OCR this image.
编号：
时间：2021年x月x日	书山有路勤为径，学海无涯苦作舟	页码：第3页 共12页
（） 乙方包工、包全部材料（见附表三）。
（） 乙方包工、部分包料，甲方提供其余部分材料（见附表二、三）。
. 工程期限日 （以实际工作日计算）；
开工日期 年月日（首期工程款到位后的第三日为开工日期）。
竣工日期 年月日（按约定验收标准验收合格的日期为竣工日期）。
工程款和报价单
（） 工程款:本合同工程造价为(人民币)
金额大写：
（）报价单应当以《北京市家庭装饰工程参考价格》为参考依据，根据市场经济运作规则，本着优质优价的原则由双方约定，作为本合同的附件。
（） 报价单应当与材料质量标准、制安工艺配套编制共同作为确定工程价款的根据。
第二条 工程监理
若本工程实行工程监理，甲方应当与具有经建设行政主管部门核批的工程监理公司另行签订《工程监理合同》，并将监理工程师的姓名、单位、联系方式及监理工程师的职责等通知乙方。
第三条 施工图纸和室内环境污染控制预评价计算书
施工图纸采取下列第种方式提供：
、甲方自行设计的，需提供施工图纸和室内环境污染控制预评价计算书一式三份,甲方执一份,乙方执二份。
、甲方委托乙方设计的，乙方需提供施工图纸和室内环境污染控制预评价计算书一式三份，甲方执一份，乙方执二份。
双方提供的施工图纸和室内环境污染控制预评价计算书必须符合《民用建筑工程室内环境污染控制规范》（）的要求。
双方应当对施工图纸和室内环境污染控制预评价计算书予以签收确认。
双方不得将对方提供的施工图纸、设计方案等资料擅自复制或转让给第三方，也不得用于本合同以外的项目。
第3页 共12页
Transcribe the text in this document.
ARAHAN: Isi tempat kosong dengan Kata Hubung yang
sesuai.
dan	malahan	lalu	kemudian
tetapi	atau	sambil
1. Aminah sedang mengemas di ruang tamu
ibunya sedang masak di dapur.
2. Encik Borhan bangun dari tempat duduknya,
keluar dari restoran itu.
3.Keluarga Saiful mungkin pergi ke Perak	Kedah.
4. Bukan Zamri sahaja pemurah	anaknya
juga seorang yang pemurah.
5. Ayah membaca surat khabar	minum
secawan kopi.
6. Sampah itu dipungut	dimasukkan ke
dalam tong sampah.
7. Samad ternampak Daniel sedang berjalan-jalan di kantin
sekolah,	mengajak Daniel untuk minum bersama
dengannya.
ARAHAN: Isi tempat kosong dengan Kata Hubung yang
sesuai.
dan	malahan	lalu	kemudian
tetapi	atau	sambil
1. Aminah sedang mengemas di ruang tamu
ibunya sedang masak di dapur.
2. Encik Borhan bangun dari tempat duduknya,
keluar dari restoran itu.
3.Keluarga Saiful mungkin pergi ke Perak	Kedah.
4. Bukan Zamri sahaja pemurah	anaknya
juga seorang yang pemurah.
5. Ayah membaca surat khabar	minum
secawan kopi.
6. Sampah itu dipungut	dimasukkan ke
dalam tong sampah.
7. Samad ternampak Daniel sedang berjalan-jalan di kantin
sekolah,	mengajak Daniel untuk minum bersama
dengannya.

⁂

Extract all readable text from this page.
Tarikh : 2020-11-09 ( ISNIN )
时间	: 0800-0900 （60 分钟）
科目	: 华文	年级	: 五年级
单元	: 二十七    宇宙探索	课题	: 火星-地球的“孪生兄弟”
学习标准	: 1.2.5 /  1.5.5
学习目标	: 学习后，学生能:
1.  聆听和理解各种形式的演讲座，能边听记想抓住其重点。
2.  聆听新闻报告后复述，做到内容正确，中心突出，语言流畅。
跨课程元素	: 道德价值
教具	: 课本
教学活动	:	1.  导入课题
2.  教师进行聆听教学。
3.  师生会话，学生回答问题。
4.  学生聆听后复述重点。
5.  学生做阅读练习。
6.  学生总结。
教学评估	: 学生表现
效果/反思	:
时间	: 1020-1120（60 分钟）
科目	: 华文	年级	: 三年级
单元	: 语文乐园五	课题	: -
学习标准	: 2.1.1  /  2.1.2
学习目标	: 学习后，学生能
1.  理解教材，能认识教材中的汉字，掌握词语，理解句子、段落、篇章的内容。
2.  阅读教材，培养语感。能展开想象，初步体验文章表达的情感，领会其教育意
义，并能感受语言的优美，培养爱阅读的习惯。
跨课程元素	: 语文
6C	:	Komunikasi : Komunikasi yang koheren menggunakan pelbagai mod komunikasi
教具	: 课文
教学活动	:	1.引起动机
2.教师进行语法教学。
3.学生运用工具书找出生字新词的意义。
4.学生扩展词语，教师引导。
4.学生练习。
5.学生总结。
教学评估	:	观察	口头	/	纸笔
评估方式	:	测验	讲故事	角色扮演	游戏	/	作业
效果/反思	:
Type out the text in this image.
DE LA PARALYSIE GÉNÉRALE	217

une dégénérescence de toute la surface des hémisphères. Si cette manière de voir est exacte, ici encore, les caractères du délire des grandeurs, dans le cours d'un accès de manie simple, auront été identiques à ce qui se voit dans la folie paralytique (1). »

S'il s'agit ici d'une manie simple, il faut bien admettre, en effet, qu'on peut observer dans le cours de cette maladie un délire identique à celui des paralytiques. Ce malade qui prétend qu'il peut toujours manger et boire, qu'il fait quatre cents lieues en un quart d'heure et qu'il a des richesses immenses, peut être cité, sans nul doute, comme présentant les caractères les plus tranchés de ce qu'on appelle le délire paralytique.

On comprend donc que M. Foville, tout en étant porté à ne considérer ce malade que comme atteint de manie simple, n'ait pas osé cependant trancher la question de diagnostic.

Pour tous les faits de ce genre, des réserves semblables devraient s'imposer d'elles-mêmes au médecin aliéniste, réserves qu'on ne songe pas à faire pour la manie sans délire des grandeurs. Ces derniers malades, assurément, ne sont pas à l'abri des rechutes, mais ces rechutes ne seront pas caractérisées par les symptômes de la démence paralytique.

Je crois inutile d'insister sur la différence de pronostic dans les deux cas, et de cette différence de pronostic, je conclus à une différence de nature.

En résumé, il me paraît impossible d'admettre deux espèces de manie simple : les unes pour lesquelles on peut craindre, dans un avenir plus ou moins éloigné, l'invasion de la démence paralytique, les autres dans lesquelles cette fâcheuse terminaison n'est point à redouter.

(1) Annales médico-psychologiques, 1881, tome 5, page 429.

⁂

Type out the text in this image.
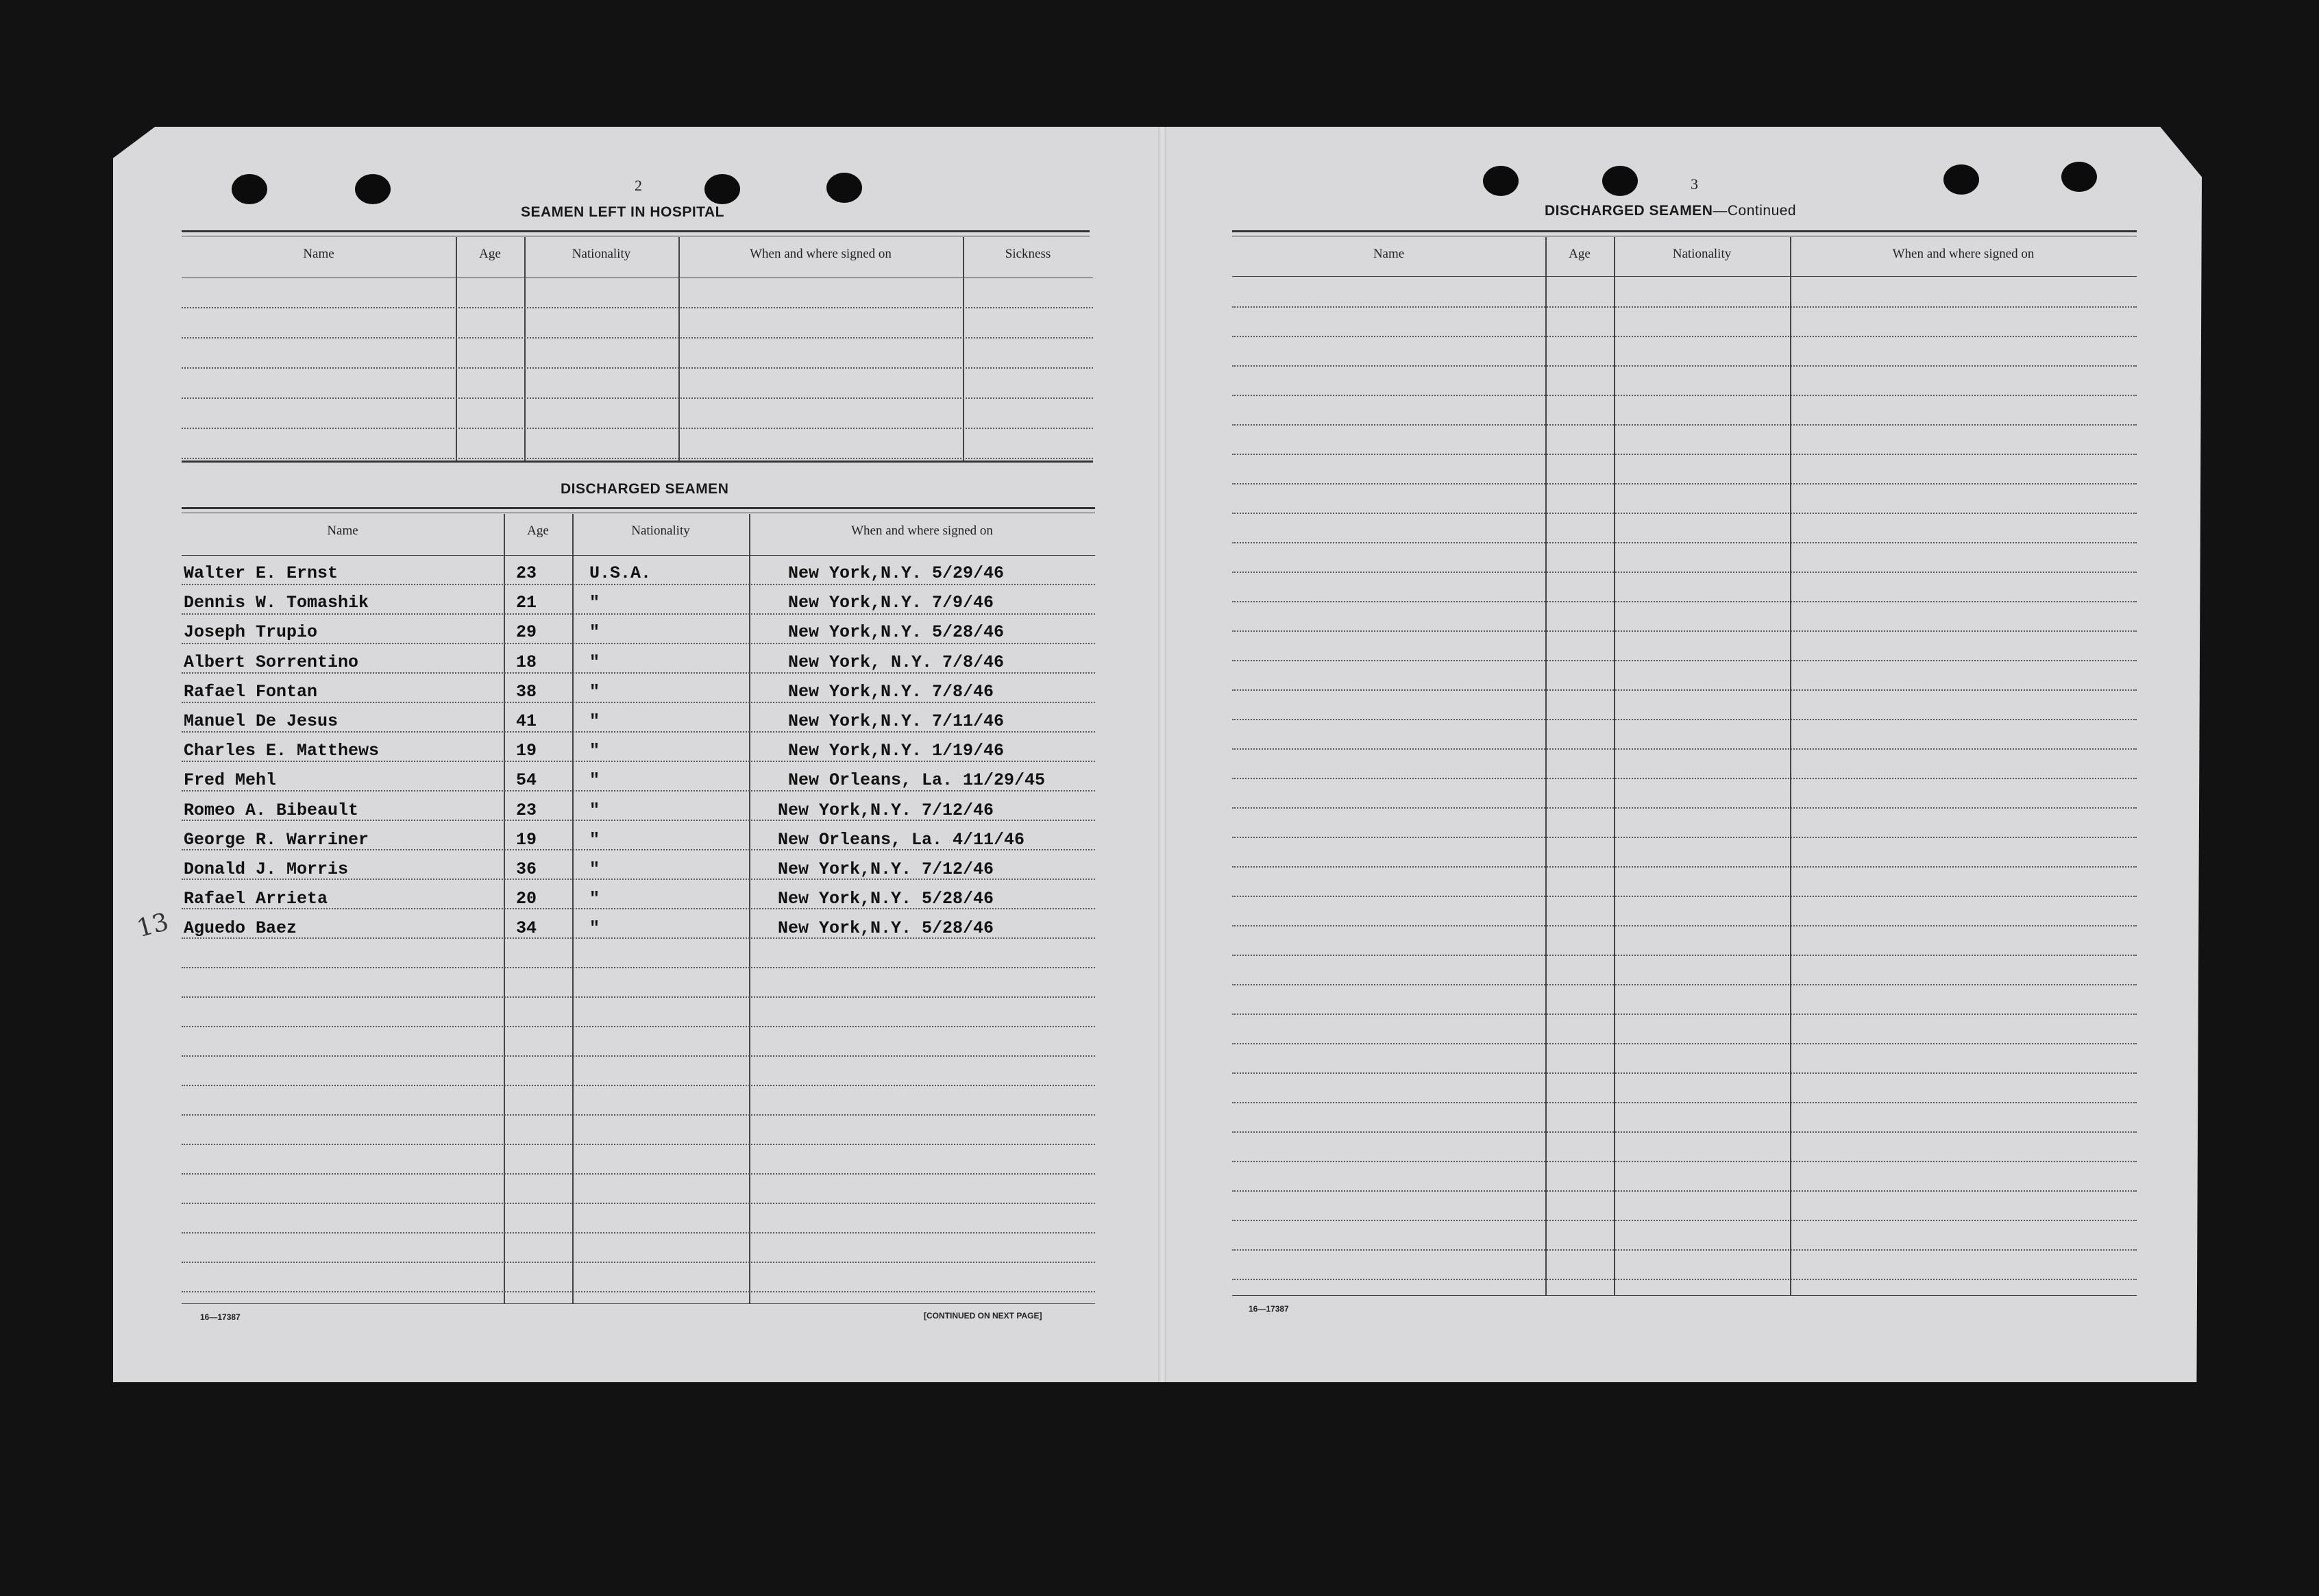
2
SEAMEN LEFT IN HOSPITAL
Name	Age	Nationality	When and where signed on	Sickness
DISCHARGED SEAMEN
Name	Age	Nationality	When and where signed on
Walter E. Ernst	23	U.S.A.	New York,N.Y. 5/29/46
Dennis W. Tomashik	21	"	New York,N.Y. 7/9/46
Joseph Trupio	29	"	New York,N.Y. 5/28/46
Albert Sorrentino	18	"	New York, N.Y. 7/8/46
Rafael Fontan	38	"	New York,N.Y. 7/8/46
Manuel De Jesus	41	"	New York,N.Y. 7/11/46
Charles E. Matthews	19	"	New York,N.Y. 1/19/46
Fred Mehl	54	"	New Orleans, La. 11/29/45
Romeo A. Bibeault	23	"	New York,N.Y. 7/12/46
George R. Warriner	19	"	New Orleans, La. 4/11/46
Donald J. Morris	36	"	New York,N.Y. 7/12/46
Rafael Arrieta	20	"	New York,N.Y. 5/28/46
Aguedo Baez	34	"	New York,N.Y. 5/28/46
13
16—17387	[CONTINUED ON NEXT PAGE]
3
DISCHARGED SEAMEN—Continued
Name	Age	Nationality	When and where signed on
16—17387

⁂

- **WHAT THIS TASK INVOLVES**: From the listing above, collect every line that mentions the word "simple".

- **ANSWER TO THIS PROBLEM**:
une dégénérescence de toute la surface des hémisphères. Si cette manière de voir est exacte, ici encore, les caractères du délire des grandeurs, dans le cours d'un accès de manie simple, auront été identiques à ce qui se voit dans la folie paralytique (1). »
S'il s'agit ici d'une manie simple, il faut bien admettre, en effet, qu'on peut observer dans le cours de cette maladie un délire identique à celui des paralytiques. Ce malade qui prétend qu'il peut toujours manger et boire, qu'il fait quatre cents lieues en un quart d'heure et qu'il a des richesses immenses, peut être cité, sans nul doute, comme présentant les caractères les plus tranchés de ce qu'on appelle le délire paralytique.
On comprend donc que M. Foville, tout en étant porté à ne considérer ce malade que comme atteint de manie simple, n'ait pas osé cependant trancher la question de diagnostic.
En résumé, il me paraît impossible d'admettre deux espèces de manie simple : les unes pour lesquelles on peut craindre, dans un avenir plus ou moins éloigné, l'invasion de la démence paralytique, les autres dans lesquelles cette fâcheuse terminaison n'est point à redouter.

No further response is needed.